### MATERIALS PROVIDED
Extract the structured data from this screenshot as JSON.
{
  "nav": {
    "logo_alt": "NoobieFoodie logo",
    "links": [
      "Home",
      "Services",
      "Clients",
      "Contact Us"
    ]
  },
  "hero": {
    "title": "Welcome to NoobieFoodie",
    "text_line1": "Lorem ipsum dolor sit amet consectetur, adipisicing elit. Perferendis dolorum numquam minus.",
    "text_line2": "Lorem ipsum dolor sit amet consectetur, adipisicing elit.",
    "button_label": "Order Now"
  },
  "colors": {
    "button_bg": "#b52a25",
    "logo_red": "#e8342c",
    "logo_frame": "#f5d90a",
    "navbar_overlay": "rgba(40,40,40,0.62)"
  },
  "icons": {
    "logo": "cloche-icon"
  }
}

### GIVEN REQUEST
Each entry above is to be set down again in exactly the same words.

### EXERCISE OUTPUT
Extract the structured data from this screenshot as JSON.
{
  "nav": {
    "logo_alt": "NoobieFoodie logo",
    "links": [
      "Home",
      "Services",
      "Clients",
      "Contact Us"
    ]
  },
  "hero": {
    "title": "Welcome to NoobieFoodie",
    "text_line1": "Lorem ipsum dolor sit amet consectetur, adipisicing elit. Perferendis dolorum numquam minus.",
    "text_line2": "Lorem ipsum dolor sit amet consectetur, adipisicing elit.",
    "button_label": "Order Now"
  },
  "colors": {
    "button_bg": "#b52a25",
    "logo_red": "#e8342c",
    "logo_frame": "#f5d90a",
    "navbar_overlay": "rgba(40,40,40,0.62)"
  },
  "icons": {
    "logo": "cloche-icon"
  }
}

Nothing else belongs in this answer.